MATERIALS PROVIDED:
________________
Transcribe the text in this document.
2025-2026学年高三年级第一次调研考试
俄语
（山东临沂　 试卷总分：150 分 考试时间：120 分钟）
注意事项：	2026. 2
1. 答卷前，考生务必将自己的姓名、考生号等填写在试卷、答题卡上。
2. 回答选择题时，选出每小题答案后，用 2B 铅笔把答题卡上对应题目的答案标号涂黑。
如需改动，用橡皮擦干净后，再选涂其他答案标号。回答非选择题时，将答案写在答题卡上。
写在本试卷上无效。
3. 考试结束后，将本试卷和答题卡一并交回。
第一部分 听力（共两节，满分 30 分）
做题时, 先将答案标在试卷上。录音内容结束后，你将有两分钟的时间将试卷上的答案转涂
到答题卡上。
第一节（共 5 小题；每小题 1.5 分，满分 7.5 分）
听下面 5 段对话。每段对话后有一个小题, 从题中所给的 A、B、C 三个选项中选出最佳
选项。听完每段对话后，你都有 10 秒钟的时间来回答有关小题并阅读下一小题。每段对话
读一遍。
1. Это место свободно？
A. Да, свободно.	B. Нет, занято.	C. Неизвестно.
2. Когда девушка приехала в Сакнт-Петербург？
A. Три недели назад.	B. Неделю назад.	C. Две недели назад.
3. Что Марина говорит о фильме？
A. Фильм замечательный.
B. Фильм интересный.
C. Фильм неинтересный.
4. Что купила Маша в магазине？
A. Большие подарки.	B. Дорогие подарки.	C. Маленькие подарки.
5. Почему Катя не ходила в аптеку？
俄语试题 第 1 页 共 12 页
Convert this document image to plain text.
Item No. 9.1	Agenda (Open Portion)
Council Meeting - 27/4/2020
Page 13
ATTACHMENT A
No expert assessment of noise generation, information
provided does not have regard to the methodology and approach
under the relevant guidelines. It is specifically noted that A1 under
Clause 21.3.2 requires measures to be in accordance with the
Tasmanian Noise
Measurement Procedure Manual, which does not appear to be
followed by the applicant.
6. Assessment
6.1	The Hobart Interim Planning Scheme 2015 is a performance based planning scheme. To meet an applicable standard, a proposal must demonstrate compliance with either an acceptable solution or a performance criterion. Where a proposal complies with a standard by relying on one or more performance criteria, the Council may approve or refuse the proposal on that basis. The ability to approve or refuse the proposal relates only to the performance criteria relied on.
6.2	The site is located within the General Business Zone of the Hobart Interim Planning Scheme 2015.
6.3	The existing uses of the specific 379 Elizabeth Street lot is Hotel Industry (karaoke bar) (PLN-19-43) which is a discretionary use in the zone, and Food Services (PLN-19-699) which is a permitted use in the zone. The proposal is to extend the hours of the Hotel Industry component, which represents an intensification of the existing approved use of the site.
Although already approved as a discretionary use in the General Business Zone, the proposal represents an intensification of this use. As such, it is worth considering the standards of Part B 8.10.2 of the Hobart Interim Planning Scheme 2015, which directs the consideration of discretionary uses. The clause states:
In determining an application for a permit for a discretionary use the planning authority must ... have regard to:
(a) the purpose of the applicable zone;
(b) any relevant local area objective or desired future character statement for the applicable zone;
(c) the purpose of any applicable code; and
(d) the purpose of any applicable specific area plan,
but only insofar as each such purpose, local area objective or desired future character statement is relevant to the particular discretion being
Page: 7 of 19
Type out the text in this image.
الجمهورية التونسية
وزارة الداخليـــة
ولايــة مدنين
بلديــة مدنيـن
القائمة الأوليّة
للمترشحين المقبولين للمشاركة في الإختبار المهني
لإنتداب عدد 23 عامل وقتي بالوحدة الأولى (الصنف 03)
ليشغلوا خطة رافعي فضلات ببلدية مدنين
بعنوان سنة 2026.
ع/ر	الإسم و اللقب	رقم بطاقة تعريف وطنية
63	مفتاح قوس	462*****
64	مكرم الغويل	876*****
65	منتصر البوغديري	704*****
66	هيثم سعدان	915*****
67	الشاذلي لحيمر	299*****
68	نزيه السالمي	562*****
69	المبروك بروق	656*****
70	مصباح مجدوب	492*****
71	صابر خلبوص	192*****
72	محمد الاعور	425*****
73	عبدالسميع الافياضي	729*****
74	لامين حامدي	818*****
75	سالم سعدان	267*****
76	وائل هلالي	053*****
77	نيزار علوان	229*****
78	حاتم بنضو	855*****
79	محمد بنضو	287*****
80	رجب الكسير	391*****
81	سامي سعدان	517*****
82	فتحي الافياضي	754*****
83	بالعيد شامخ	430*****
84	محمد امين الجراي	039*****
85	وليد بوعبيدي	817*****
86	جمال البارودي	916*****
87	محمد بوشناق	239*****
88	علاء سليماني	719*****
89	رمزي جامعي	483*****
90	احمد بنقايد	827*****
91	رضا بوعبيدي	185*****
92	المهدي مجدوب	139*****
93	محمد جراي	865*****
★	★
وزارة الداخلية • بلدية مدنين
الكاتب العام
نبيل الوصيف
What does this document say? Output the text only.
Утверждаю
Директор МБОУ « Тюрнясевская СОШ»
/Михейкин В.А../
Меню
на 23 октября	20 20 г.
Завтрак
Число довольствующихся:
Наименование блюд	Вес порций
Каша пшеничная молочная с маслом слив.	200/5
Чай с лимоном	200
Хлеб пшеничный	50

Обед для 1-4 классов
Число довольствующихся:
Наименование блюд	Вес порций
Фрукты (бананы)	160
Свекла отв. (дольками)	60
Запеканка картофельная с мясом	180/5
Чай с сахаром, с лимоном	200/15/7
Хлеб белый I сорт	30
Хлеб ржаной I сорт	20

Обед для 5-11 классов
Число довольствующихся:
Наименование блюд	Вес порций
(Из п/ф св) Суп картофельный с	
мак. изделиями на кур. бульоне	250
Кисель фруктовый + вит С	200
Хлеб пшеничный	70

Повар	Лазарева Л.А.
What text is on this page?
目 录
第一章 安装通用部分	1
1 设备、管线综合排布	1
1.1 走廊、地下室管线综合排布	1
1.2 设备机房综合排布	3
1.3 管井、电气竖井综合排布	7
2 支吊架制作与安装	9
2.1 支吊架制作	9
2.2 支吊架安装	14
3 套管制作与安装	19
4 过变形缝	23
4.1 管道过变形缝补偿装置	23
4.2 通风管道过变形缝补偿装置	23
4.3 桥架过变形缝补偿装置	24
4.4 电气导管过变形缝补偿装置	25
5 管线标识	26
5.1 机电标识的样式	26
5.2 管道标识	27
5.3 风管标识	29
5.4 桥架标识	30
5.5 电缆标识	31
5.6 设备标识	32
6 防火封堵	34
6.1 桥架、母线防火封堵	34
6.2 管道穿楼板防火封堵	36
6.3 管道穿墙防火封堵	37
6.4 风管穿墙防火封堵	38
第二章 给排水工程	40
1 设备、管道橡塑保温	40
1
________________
PROBLEM STATEMENT: Starting at the line that contains "What text is on this page?", write out every line to the end of the entries, exactly as given.

EXERCISE RESULT:
What text is on this page?
目 录
第一章 安装通用部分	1
1 设备、管线综合排布	1
1.1 走廊、地下室管线综合排布	1
1.2 设备机房综合排布	3
1.3 管井、电气竖井综合排布	7
2 支吊架制作与安装	9
2.1 支吊架制作	9
2.2 支吊架安装	14
3 套管制作与安装	19
4 过变形缝	23
4.1 管道过变形缝补偿装置	23
4.2 通风管道过变形缝补偿装置	23
4.3 桥架过变形缝补偿装置	24
4.4 电气导管过变形缝补偿装置	25
5 管线标识	26
5.1 机电标识的样式	26
5.2 管道标识	27
5.3 风管标识	29
5.4 桥架标识	30
5.5 电缆标识	31
5.6 设备标识	32
6 防火封堵	34
6.1 桥架、母线防火封堵	34
6.2 管道穿楼板防火封堵	36
6.3 管道穿墙防火封堵	37
6.4 风管穿墙防火封堵	38
第二章 给排水工程	40
1 设备、管道橡塑保温	40
1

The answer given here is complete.